• _TASK ITEM 1_
In the plot summary and analysis, list every character named in the paragraph that begins "Meanwhile, in Belarius’s cave", in the order each first appears there.
• _TASK ITEM 2_
Please pick up the plot summary and analysis at the point where it stops and carry it forward.

• _TEXT_
After a time, Imogen awakes and, seeing the headless corpse dressed in Posthumus’s clothes, assumes that it is her husband, dead. Realizing that the “medicine” she drank was a sleeping potion, and believing Pisanio to have given it to her knowingly, she now thinks that the servant must also be responsible for killing Posthumus. Stricken with grief, she lays herself atop Cloten’s body. Meanwhile, the Roman army has landed, and Caius Lucius and his men come upon Imogen and Cloten. At first, they think both are dead, but Imogen rises, says that her name is Fidele, and offers herself as a servant to the Roman commander. Caius Lucius, believing her to be a young man, accepts her offer and employs her as his page.

Analysis

Up to this point in the play, Cloten’s stupidity is so pathetic that the audience may be inclined to feel some sympathy for the hapless prince. But because Shakespeare plans to kill him—and violently—he now sets about alienating us entirely from the Queen’s son. Indeed, as soon as we learn of Cloten’s bizarrely vicious and perverse plan, all sympathy vanishes. He says, “With [Posthumus’s] suit upon my back will I ravish her. First, kill him, and in her eyes” (3.5.162–64). Here, truly, is a character that only a mother could love.

Meanwhile, in Belarius’s cave, Cymbeline’s children are finally united. And if the audience has forgotten that Imogen, Guiderius, and Arviragus are all siblings, we are soon enough reminded by the three young people’s strong feelings of kinship and by Imogen’s regretful comment, “Would it had been so, that they / Had been my father’s sons!” (3.6.89–90). She says this not only because of her sisterly feelings toward the youths, but also because—as she notes in an aside—if the boys had been her father’s sons, then Cymbeline would not have forbidden her marriage to Posthumus. Since she would not have been heir to the throne, she would not have been expected to marry Cloten.

Source records:
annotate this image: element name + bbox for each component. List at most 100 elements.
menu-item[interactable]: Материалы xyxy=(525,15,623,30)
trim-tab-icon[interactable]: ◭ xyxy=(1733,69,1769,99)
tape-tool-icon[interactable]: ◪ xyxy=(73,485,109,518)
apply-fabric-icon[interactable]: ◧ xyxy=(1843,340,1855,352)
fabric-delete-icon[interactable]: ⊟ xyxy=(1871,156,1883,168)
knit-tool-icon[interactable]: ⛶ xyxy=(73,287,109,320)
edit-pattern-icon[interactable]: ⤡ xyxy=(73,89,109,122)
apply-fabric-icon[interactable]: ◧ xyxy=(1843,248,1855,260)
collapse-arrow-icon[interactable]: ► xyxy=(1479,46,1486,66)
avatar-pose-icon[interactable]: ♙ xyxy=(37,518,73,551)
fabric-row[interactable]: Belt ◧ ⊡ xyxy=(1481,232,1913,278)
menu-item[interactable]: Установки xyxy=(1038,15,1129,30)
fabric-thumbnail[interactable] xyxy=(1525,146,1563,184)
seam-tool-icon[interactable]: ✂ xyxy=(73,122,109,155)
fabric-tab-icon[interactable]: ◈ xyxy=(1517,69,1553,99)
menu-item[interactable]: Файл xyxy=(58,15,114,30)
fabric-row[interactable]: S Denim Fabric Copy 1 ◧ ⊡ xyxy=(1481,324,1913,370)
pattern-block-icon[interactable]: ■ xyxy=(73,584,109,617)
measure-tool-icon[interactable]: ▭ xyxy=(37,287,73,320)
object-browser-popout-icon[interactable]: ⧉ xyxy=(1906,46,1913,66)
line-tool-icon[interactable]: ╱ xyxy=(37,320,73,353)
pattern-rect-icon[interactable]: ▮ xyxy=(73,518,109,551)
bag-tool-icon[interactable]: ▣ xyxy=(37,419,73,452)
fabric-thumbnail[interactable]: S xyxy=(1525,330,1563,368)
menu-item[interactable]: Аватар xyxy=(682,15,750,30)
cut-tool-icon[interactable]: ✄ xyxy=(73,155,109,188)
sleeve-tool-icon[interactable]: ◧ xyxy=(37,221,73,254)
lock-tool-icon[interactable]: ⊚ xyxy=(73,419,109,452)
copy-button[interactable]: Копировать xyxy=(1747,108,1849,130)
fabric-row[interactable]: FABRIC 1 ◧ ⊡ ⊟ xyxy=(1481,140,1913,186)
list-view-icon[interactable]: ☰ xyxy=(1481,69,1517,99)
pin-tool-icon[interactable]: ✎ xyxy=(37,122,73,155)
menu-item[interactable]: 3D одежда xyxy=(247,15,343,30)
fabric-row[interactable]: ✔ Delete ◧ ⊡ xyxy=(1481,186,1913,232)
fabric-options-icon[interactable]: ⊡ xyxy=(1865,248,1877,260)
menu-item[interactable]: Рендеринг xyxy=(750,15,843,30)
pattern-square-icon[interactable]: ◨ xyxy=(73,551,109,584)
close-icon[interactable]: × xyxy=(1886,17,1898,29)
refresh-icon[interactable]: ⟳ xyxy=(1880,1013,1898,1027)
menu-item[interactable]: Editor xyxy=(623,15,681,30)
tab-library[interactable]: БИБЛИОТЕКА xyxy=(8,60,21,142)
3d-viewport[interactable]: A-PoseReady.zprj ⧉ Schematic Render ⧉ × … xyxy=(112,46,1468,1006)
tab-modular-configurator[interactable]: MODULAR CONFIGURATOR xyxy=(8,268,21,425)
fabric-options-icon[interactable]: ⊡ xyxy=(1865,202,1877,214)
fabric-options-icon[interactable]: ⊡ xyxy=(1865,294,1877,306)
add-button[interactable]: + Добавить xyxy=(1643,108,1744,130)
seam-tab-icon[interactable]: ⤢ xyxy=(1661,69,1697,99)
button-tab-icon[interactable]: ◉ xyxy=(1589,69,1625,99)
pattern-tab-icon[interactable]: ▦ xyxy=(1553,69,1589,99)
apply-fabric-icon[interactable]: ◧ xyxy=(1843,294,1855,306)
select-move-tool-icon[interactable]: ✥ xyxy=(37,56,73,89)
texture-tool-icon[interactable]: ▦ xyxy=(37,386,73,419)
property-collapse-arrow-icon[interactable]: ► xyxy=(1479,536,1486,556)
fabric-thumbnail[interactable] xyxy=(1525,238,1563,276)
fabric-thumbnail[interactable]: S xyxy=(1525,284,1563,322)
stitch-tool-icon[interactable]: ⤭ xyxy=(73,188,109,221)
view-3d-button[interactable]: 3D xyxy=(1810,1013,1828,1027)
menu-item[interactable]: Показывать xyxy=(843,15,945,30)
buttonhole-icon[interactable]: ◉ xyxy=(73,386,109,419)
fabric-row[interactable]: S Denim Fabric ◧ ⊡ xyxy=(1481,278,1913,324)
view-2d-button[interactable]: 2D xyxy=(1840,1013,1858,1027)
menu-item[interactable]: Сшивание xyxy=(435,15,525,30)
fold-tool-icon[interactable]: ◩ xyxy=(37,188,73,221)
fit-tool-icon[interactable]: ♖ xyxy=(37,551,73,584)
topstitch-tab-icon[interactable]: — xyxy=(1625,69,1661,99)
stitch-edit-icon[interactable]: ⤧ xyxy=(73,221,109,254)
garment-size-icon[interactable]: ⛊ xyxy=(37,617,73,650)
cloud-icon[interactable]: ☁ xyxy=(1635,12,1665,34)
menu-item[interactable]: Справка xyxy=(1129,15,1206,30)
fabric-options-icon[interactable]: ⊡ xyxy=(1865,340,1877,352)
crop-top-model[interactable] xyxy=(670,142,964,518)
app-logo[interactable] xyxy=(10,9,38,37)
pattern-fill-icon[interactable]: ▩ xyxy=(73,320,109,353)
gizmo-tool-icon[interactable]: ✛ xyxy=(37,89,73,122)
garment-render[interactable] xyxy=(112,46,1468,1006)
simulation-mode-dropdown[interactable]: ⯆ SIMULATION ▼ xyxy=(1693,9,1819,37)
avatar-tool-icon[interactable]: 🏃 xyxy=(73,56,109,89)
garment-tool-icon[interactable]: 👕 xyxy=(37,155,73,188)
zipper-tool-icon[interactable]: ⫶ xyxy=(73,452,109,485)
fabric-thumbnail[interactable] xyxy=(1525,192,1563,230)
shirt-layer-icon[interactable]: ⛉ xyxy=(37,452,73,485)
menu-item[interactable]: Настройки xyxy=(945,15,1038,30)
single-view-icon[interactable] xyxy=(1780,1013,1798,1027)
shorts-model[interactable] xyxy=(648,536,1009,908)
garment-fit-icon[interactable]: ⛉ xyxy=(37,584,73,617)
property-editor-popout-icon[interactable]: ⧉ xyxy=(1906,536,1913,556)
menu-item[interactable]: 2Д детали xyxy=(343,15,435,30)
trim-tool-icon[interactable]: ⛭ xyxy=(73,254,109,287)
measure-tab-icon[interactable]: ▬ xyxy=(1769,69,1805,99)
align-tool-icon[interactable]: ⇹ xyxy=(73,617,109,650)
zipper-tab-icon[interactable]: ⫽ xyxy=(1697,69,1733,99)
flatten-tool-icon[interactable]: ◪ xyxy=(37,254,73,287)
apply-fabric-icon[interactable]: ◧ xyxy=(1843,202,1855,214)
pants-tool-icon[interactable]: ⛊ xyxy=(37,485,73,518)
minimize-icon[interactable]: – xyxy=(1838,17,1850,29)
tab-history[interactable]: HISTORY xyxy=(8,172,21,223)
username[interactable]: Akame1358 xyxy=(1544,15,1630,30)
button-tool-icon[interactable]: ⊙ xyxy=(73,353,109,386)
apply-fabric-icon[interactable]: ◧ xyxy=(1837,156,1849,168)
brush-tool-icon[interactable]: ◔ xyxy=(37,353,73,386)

• _EXPECTED OUTPUT 1_
Belarius, Cymbeline, Imogen, Guiderius, Arviragus, Posthumus, Cloten

• _EXPECTED OUTPUT 2_
The pastiche of previous Shakespeare plays continues to unfold here, as Imogen’s male disguise echoes the cross-dressing antics of early comedies like Twelfth Night and As You Like It. The disguise is remarkably convincing, it seems, since Guiderius and Arviragus fail to realize that she is a woman even as they carry and lay out her “dead” body. (Their failure may be forgiven, since they have been raised in the wilderness and probably have little experience with females.) Her seeming death, and the sleeping potion that induces it, clearly reference the ending of Romeo and Juliet. As in that play, the heroine here awakens with what seems to be her beloved’s dead body beside her. But this is a romance, not a tragedy, and so it follows different rules. In the first place, the body cannot be Posthumus’s, since only villains can die. Second, the sensible Imogen, while grief-stricken, cannot commit suicide as Juliet does, but instead must choose life. Having thus resolved to go on, she finds herself caught up in the Roman invasion of Britain.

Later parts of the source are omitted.